Task to complete:
Type out the data exactly as given. Skip any image.

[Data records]
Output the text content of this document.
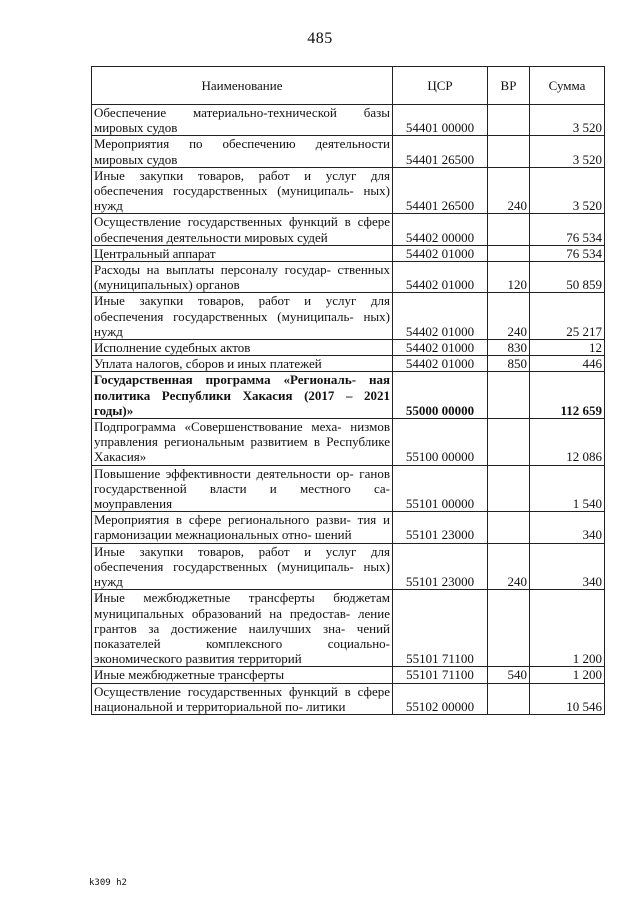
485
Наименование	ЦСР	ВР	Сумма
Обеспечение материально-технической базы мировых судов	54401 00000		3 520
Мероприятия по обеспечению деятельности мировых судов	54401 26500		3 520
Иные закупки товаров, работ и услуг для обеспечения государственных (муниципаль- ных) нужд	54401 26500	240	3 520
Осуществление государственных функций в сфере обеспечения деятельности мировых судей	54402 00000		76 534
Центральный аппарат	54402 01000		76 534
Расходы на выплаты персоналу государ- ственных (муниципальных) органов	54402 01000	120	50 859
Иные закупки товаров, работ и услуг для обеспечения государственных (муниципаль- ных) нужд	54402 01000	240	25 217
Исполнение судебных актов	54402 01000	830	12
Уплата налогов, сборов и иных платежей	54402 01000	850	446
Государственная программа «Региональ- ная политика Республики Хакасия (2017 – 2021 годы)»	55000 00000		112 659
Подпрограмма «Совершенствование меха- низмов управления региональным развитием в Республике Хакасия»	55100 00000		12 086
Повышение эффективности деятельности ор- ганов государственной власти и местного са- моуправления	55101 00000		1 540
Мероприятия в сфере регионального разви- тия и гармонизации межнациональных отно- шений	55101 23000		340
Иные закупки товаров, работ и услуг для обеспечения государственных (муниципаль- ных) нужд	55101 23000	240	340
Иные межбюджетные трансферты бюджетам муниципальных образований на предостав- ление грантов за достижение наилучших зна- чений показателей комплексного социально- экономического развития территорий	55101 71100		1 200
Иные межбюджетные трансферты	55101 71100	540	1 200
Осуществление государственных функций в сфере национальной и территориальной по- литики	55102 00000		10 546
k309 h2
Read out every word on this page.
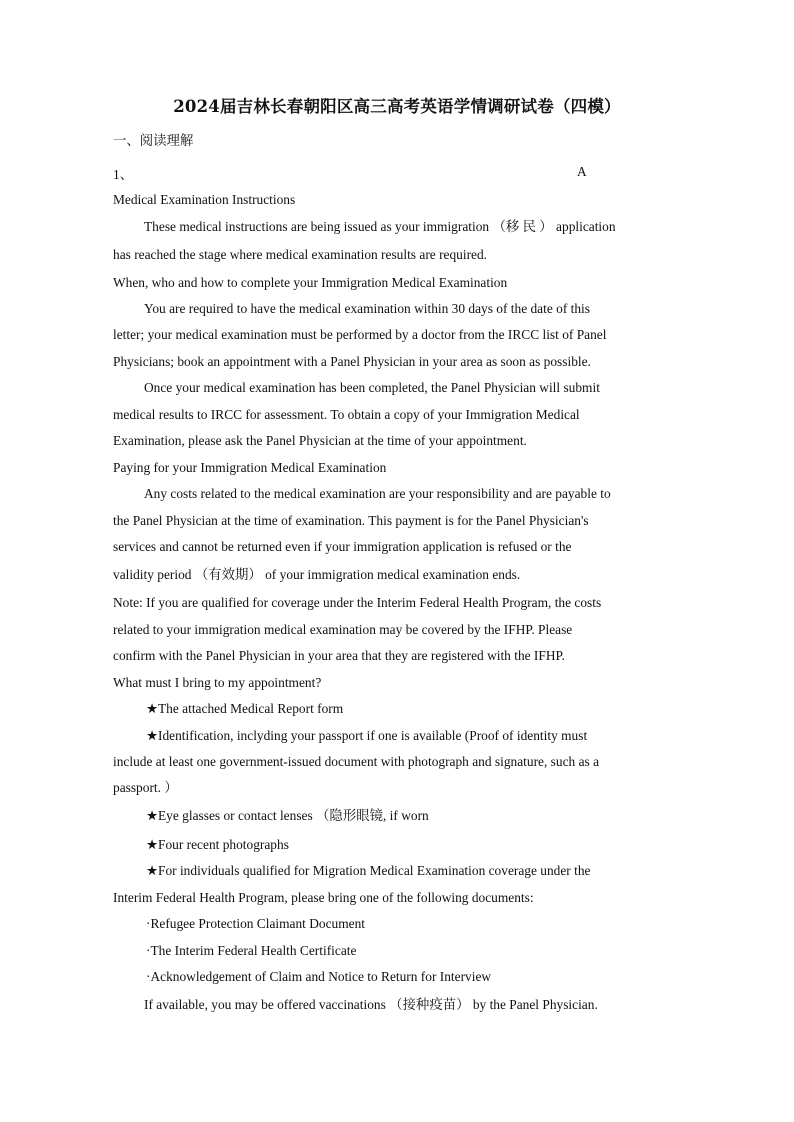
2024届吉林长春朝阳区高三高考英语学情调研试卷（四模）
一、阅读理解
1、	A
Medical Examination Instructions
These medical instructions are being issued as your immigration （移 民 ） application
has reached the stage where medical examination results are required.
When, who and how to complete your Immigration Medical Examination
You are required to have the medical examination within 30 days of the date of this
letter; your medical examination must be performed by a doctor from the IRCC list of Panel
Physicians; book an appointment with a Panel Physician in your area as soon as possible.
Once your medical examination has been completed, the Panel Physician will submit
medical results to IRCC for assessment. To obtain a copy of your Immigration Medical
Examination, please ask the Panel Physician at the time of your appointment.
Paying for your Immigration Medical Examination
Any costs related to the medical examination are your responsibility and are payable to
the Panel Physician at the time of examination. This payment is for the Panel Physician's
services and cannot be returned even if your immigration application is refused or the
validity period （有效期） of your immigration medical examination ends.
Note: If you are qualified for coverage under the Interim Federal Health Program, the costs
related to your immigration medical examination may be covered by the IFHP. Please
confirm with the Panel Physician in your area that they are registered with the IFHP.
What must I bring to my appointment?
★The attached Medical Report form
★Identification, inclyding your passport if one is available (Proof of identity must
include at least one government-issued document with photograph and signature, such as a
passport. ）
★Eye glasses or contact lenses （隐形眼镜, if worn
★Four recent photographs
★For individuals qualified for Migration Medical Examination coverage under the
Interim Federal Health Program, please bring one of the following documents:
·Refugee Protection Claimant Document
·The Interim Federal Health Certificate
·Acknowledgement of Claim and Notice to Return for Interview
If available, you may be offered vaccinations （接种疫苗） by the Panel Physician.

Output of the exercise:
Output the text content of this document.
485
Наименование	ЦСР	ВР	Сумма
Обеспечение материально-технической базы мировых судов	54401 00000		3 520
Мероприятия по обеспечению деятельности мировых судов	54401 26500		3 520
Иные закупки товаров, работ и услуг для обеспечения государственных (муниципаль- ных) нужд	54401 26500	240	3 520
Осуществление государственных функций в сфере обеспечения деятельности мировых судей	54402 00000		76 534
Центральный аппарат	54402 01000		76 534
Расходы на выплаты персоналу государ- ственных (муниципальных) органов	54402 01000	120	50 859
Иные закупки товаров, работ и услуг для обеспечения государственных (муниципаль- ных) нужд	54402 01000	240	25 217
Исполнение судебных актов	54402 01000	830	12
Уплата налогов, сборов и иных платежей	54402 01000	850	446
Государственная программа «Региональ- ная политика Республики Хакасия (2017 – 2021 годы)»	55000 00000		112 659
Подпрограмма «Совершенствование меха- низмов управления региональным развитием в Республике Хакасия»	55100 00000		12 086
Повышение эффективности деятельности ор- ганов государственной власти и местного са- моуправления	55101 00000		1 540
Мероприятия в сфере регионального разви- тия и гармонизации межнациональных отно- шений	55101 23000		340
Иные закупки товаров, работ и услуг для обеспечения государственных (муниципаль- ных) нужд	55101 23000	240	340
Иные межбюджетные трансферты бюджетам муниципальных образований на предостав- ление грантов за достижение наилучших зна- чений показателей комплексного социально- экономического развития территорий	55101 71100		1 200
Иные межбюджетные трансферты	55101 71100	540	1 200
Осуществление государственных функций в сфере национальной и территориальной по- литики	55102 00000		10 546
k309 h2
Read out every word on this page.
2024届吉林长春朝阳区高三高考英语学情调研试卷（四模）
一、阅读理解
1、	A
Medical Examination Instructions
These medical instructions are being issued as your immigration （移 民 ） application
has reached the stage where medical examination results are required.
When, who and how to complete your Immigration Medical Examination
You are required to have the medical examination within 30 days of the date of this
letter; your medical examination must be performed by a doctor from the IRCC list of Panel
Physicians; book an appointment with a Panel Physician in your area as soon as possible.
Once your medical examination has been completed, the Panel Physician will submit
medical results to IRCC for assessment. To obtain a copy of your Immigration Medical
Examination, please ask the Panel Physician at the time of your appointment.
Paying for your Immigration Medical Examination
Any costs related to the medical examination are your responsibility and are payable to
the Panel Physician at the time of examination. This payment is for the Panel Physician's
services and cannot be returned even if your immigration application is refused or the
validity period （有效期） of your immigration medical examination ends.
Note: If you are qualified for coverage under the Interim Federal Health Program, the costs
related to your immigration medical examination may be covered by the IFHP. Please
confirm with the Panel Physician in your area that they are registered with the IFHP.
What must I bring to my appointment?
★The attached Medical Report form
★Identification, inclyding your passport if one is available (Proof of identity must
include at least one government-issued document with photograph and signature, such as a
passport. ）
★Eye glasses or contact lenses （隐形眼镜, if worn
★Four recent photographs
★For individuals qualified for Migration Medical Examination coverage under the
Interim Federal Health Program, please bring one of the following documents:
·Refugee Protection Claimant Document
·The Interim Federal Health Certificate
·Acknowledgement of Claim and Notice to Return for Interview
If available, you may be offered vaccinations （接种疫苗） by the Panel Physician.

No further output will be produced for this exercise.